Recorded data

━━━━

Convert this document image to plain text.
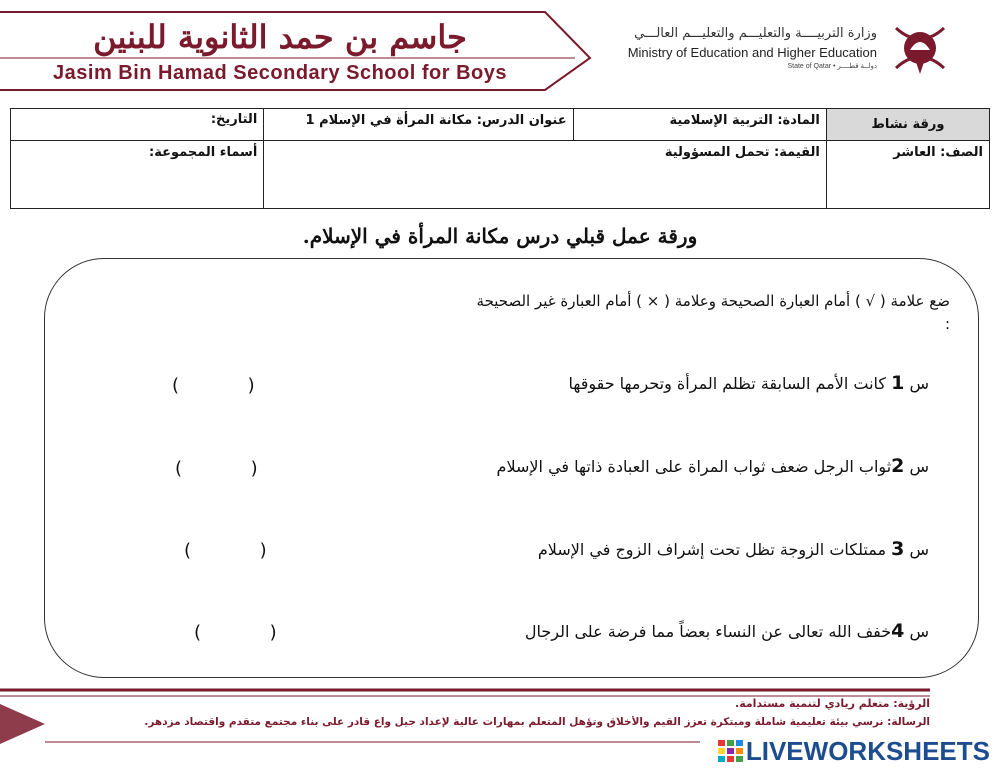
جاسم بن حمد الثانوية للبنين
Jasim Bin Hamad Secondary School for Boys
وزارة التربيــــة والتعليـــم والتعليـــم العالـــي
Ministry of Education and Higher Education
State of Qatar • دولــة قطــــر
ورقة نشاط	المادة: التربية الإسلامية	عنوان الدرس: مكانة المرأة في الإسلام 1	التاريخ:
الصف: العاشر	القيمة: تحمل المسؤولية		أسماء المجموعة:
ورقة عمل قبلي درس مكانة المرأة في الإسلام.
ضع علامة ( √ ) أمام العبارة الصحيحة وعلامة ( × ) أمام العبارة غير الصحيحة
:
س 1 كانت الأمم السابقة تظلم المرأة وتحرمها حقوقها
(            )
س 2ثواب الرجل ضعف ثواب المراة على العبادة ذاتها في الإسلام
(            )
س 3 ممتلكات الزوجة تظل تحت إشراف الزوج في الإسلام
(            )
س 4خفف الله تعالى عن النساء بعضاً مما فرضة على الرجال
(            )
الرؤية: متعلم ريادي لتنمية مستدامة.
الرسالة: نرسي بيئة تعليمية شاملة ومبتكرة تعزز القيم والأخلاق وتؤهل المتعلم بمهارات عالية لإعداد جيل واع قادر على بناء مجتمع متقدم واقتصاد مزدهر.
LIVEWORKSHEETS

━━━━

▸ Exercise prompt: Output all of the entries verbatim, leaving out any images.

▸ Full output:
Convert this document image to plain text.
جاسم بن حمد الثانوية للبنين
Jasim Bin Hamad Secondary School for Boys
وزارة التربيــــة والتعليـــم والتعليـــم العالـــي
Ministry of Education and Higher Education
State of Qatar • دولــة قطــــر
ورقة نشاط	المادة: التربية الإسلامية	عنوان الدرس: مكانة المرأة في الإسلام 1	التاريخ:
الصف: العاشر	القيمة: تحمل المسؤولية		أسماء المجموعة:
ورقة عمل قبلي درس مكانة المرأة في الإسلام.
ضع علامة ( √ ) أمام العبارة الصحيحة وعلامة ( × ) أمام العبارة غير الصحيحة
:
س 1 كانت الأمم السابقة تظلم المرأة وتحرمها حقوقها
(            )
س 2ثواب الرجل ضعف ثواب المراة على العبادة ذاتها في الإسلام
(            )
س 3 ممتلكات الزوجة تظل تحت إشراف الزوج في الإسلام
(            )
س 4خفف الله تعالى عن النساء بعضاً مما فرضة على الرجال
(            )
الرؤية: متعلم ريادي لتنمية مستدامة.
الرسالة: نرسي بيئة تعليمية شاملة ومبتكرة تعزز القيم والأخلاق وتؤهل المتعلم بمهارات عالية لإعداد جيل واع قادر على بناء مجتمع متقدم واقتصاد مزدهر.
LIVEWORKSHEETS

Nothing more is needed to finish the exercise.